══ Data supplied ══

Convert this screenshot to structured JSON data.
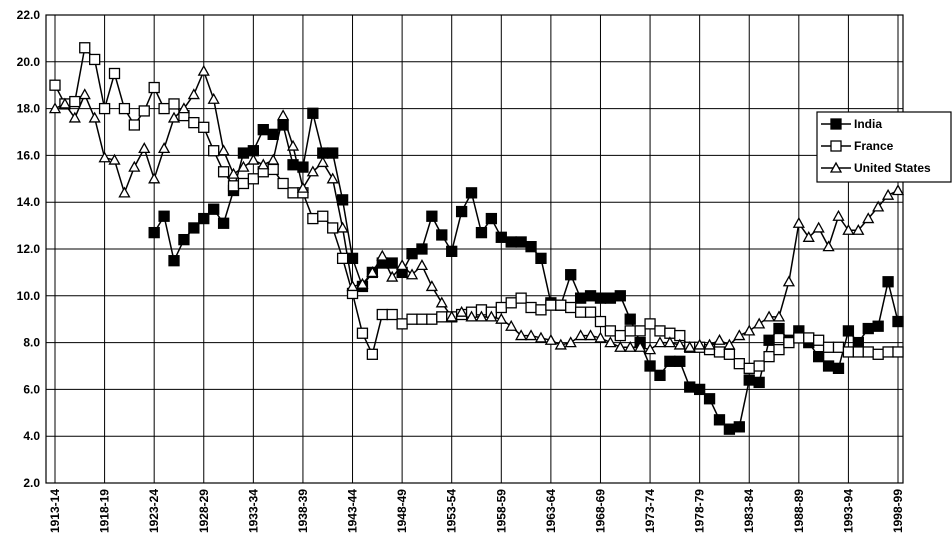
{
  "chart_data": {
    "type": "line",
    "categories": [
      "1913-14",
      null,
      null,
      null,
      null,
      "1918-19",
      null,
      null,
      null,
      null,
      "1923-24",
      null,
      null,
      null,
      null,
      "1928-29",
      null,
      null,
      null,
      null,
      "1933-34",
      null,
      null,
      null,
      null,
      "1938-39",
      null,
      null,
      null,
      null,
      "1943-44",
      null,
      null,
      null,
      null,
      "1948-49",
      null,
      null,
      null,
      null,
      "1953-54",
      null,
      null,
      null,
      null,
      "1958-59",
      null,
      null,
      null,
      null,
      "1963-64",
      null,
      null,
      null,
      null,
      "1968-69",
      null,
      null,
      null,
      null,
      "1973-74",
      null,
      null,
      null,
      null,
      "1978-79",
      null,
      null,
      null,
      null,
      "1983-84",
      null,
      null,
      null,
      null,
      "1988-89",
      null,
      null,
      null,
      null,
      "1993-94",
      null,
      null,
      null,
      null,
      "1998-99"
    ],
    "series": [
      {
        "name": "India",
        "color": "#000000",
        "marker": "filled-square",
        "values": [
          null,
          null,
          null,
          null,
          null,
          null,
          null,
          null,
          null,
          null,
          12.7,
          13.4,
          11.5,
          12.4,
          12.9,
          13.3,
          13.7,
          13.1,
          14.5,
          16.1,
          16.2,
          17.1,
          16.9,
          17.3,
          15.6,
          15.5,
          17.8,
          16.1,
          16.1,
          14.1,
          11.6,
          10.4,
          11.0,
          11.4,
          11.4,
          11.0,
          11.8,
          12.0,
          13.4,
          12.6,
          11.9,
          13.6,
          14.4,
          12.7,
          13.3,
          12.5,
          12.3,
          12.3,
          12.1,
          11.6,
          9.7,
          9.6,
          10.9,
          9.9,
          10.0,
          9.9,
          9.9,
          10.0,
          9.0,
          8.0,
          7.0,
          6.6,
          7.2,
          7.2,
          6.1,
          6.0,
          5.6,
          4.7,
          4.3,
          4.4,
          6.4,
          6.3,
          8.1,
          8.6,
          8.1,
          8.5,
          8.0,
          7.4,
          7.0,
          6.9,
          8.5,
          8.0,
          8.6,
          8.7,
          10.6,
          8.9
        ]
      },
      {
        "name": "France",
        "color": "#000000",
        "marker": "open-square",
        "values": [
          19.0,
          18.2,
          18.3,
          20.6,
          20.1,
          18.0,
          19.5,
          18.0,
          17.3,
          17.9,
          18.9,
          18.0,
          18.2,
          17.7,
          17.4,
          17.2,
          16.2,
          15.3,
          14.7,
          14.8,
          15.0,
          15.3,
          15.4,
          14.8,
          14.4,
          14.4,
          13.3,
          13.4,
          12.9,
          11.6,
          10.1,
          8.4,
          7.5,
          9.2,
          9.2,
          8.8,
          9.0,
          9.0,
          9.0,
          9.1,
          9.1,
          9.2,
          9.3,
          9.4,
          9.3,
          9.5,
          9.7,
          9.9,
          9.5,
          9.4,
          9.6,
          9.6,
          9.5,
          9.3,
          9.3,
          8.9,
          8.5,
          8.3,
          8.5,
          8.5,
          8.8,
          8.5,
          8.4,
          8.3,
          7.8,
          7.8,
          7.7,
          7.6,
          7.5,
          7.1,
          6.9,
          7.0,
          7.4,
          7.7,
          8.0,
          8.2,
          8.2,
          8.1,
          7.8,
          7.8,
          7.6,
          7.6,
          7.6,
          7.5,
          7.6,
          7.6
        ]
      },
      {
        "name": "United States",
        "color": "#000000",
        "marker": "open-triangle",
        "values": [
          18.0,
          18.2,
          17.6,
          18.6,
          17.6,
          15.9,
          15.8,
          14.4,
          15.5,
          16.3,
          15.0,
          16.3,
          17.6,
          18.0,
          18.6,
          19.6,
          18.4,
          16.2,
          15.2,
          15.5,
          15.8,
          15.6,
          15.8,
          17.7,
          16.4,
          14.6,
          15.3,
          15.7,
          15.0,
          12.9,
          10.4,
          10.5,
          11.0,
          11.7,
          10.8,
          11.3,
          10.9,
          11.3,
          10.4,
          9.7,
          9.1,
          9.3,
          9.1,
          9.1,
          9.1,
          9.0,
          8.7,
          8.3,
          8.3,
          8.2,
          8.1,
          7.9,
          8.0,
          8.3,
          8.3,
          8.2,
          8.0,
          7.8,
          7.8,
          7.8,
          7.7,
          8.0,
          8.0,
          7.9,
          7.8,
          7.9,
          7.9,
          8.1,
          7.9,
          8.3,
          8.5,
          8.8,
          9.1,
          9.1,
          10.6,
          13.1,
          12.5,
          12.9,
          12.1,
          13.4,
          12.8,
          12.8,
          13.3,
          13.8,
          14.3,
          14.5
        ]
      }
    ],
    "ylim": [
      2,
      22
    ],
    "yticks": [
      {
        "value": 2,
        "label": "2.0"
      },
      {
        "value": 4,
        "label": "4.0"
      },
      {
        "value": 6,
        "label": "6.0"
      },
      {
        "value": 8,
        "label": "8.0"
      },
      {
        "value": 10,
        "label": "10.0"
      },
      {
        "value": 12,
        "label": "12.0"
      },
      {
        "value": 14,
        "label": "14.0"
      },
      {
        "value": 16,
        "label": "16.0"
      },
      {
        "value": 18,
        "label": "18.0"
      },
      {
        "value": 20,
        "label": "20.0"
      },
      {
        "value": 22,
        "label": "22.0"
      }
    ],
    "grid": true,
    "legend": "right"
  }
}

═══

Exercise objective »
Can you restate all the records above word for word while dropping the pictures?

Complete output »
Convert this screenshot to structured JSON data.
{
  "chart_data": {
    "type": "line",
    "categories": [
      "1913-14",
      null,
      null,
      null,
      null,
      "1918-19",
      null,
      null,
      null,
      null,
      "1923-24",
      null,
      null,
      null,
      null,
      "1928-29",
      null,
      null,
      null,
      null,
      "1933-34",
      null,
      null,
      null,
      null,
      "1938-39",
      null,
      null,
      null,
      null,
      "1943-44",
      null,
      null,
      null,
      null,
      "1948-49",
      null,
      null,
      null,
      null,
      "1953-54",
      null,
      null,
      null,
      null,
      "1958-59",
      null,
      null,
      null,
      null,
      "1963-64",
      null,
      null,
      null,
      null,
      "1968-69",
      null,
      null,
      null,
      null,
      "1973-74",
      null,
      null,
      null,
      null,
      "1978-79",
      null,
      null,
      null,
      null,
      "1983-84",
      null,
      null,
      null,
      null,
      "1988-89",
      null,
      null,
      null,
      null,
      "1993-94",
      null,
      null,
      null,
      null,
      "1998-99"
    ],
    "series": [
      {
        "name": "India",
        "color": "#000000",
        "marker": "filled-square",
        "values": [
          null,
          null,
          null,
          null,
          null,
          null,
          null,
          null,
          null,
          null,
          12.7,
          13.4,
          11.5,
          12.4,
          12.9,
          13.3,
          13.7,
          13.1,
          14.5,
          16.1,
          16.2,
          17.1,
          16.9,
          17.3,
          15.6,
          15.5,
          17.8,
          16.1,
          16.1,
          14.1,
          11.6,
          10.4,
          11.0,
          11.4,
          11.4,
          11.0,
          11.8,
          12.0,
          13.4,
          12.6,
          11.9,
          13.6,
          14.4,
          12.7,
          13.3,
          12.5,
          12.3,
          12.3,
          12.1,
          11.6,
          9.7,
          9.6,
          10.9,
          9.9,
          10.0,
          9.9,
          9.9,
          10.0,
          9.0,
          8.0,
          7.0,
          6.6,
          7.2,
          7.2,
          6.1,
          6.0,
          5.6,
          4.7,
          4.3,
          4.4,
          6.4,
          6.3,
          8.1,
          8.6,
          8.1,
          8.5,
          8.0,
          7.4,
          7.0,
          6.9,
          8.5,
          8.0,
          8.6,
          8.7,
          10.6,
          8.9
        ]
      },
      {
        "name": "France",
        "color": "#000000",
        "marker": "open-square",
        "values": [
          19.0,
          18.2,
          18.3,
          20.6,
          20.1,
          18.0,
          19.5,
          18.0,
          17.3,
          17.9,
          18.9,
          18.0,
          18.2,
          17.7,
          17.4,
          17.2,
          16.2,
          15.3,
          14.7,
          14.8,
          15.0,
          15.3,
          15.4,
          14.8,
          14.4,
          14.4,
          13.3,
          13.4,
          12.9,
          11.6,
          10.1,
          8.4,
          7.5,
          9.2,
          9.2,
          8.8,
          9.0,
          9.0,
          9.0,
          9.1,
          9.1,
          9.2,
          9.3,
          9.4,
          9.3,
          9.5,
          9.7,
          9.9,
          9.5,
          9.4,
          9.6,
          9.6,
          9.5,
          9.3,
          9.3,
          8.9,
          8.5,
          8.3,
          8.5,
          8.5,
          8.8,
          8.5,
          8.4,
          8.3,
          7.8,
          7.8,
          7.7,
          7.6,
          7.5,
          7.1,
          6.9,
          7.0,
          7.4,
          7.7,
          8.0,
          8.2,
          8.2,
          8.1,
          7.8,
          7.8,
          7.6,
          7.6,
          7.6,
          7.5,
          7.6,
          7.6
        ]
      },
      {
        "name": "United States",
        "color": "#000000",
        "marker": "open-triangle",
        "values": [
          18.0,
          18.2,
          17.6,
          18.6,
          17.6,
          15.9,
          15.8,
          14.4,
          15.5,
          16.3,
          15.0,
          16.3,
          17.6,
          18.0,
          18.6,
          19.6,
          18.4,
          16.2,
          15.2,
          15.5,
          15.8,
          15.6,
          15.8,
          17.7,
          16.4,
          14.6,
          15.3,
          15.7,
          15.0,
          12.9,
          10.4,
          10.5,
          11.0,
          11.7,
          10.8,
          11.3,
          10.9,
          11.3,
          10.4,
          9.7,
          9.1,
          9.3,
          9.1,
          9.1,
          9.1,
          9.0,
          8.7,
          8.3,
          8.3,
          8.2,
          8.1,
          7.9,
          8.0,
          8.3,
          8.3,
          8.2,
          8.0,
          7.8,
          7.8,
          7.8,
          7.7,
          8.0,
          8.0,
          7.9,
          7.8,
          7.9,
          7.9,
          8.1,
          7.9,
          8.3,
          8.5,
          8.8,
          9.1,
          9.1,
          10.6,
          13.1,
          12.5,
          12.9,
          12.1,
          13.4,
          12.8,
          12.8,
          13.3,
          13.8,
          14.3,
          14.5
        ]
      }
    ],
    "ylim": [
      2,
      22
    ],
    "yticks": [
      {
        "value": 2,
        "label": "2.0"
      },
      {
        "value": 4,
        "label": "4.0"
      },
      {
        "value": 6,
        "label": "6.0"
      },
      {
        "value": 8,
        "label": "8.0"
      },
      {
        "value": 10,
        "label": "10.0"
      },
      {
        "value": 12,
        "label": "12.0"
      },
      {
        "value": 14,
        "label": "14.0"
      },
      {
        "value": 16,
        "label": "16.0"
      },
      {
        "value": 18,
        "label": "18.0"
      },
      {
        "value": 20,
        "label": "20.0"
      },
      {
        "value": 22,
        "label": "22.0"
      }
    ],
    "grid": true,
    "legend": "right"
  }
}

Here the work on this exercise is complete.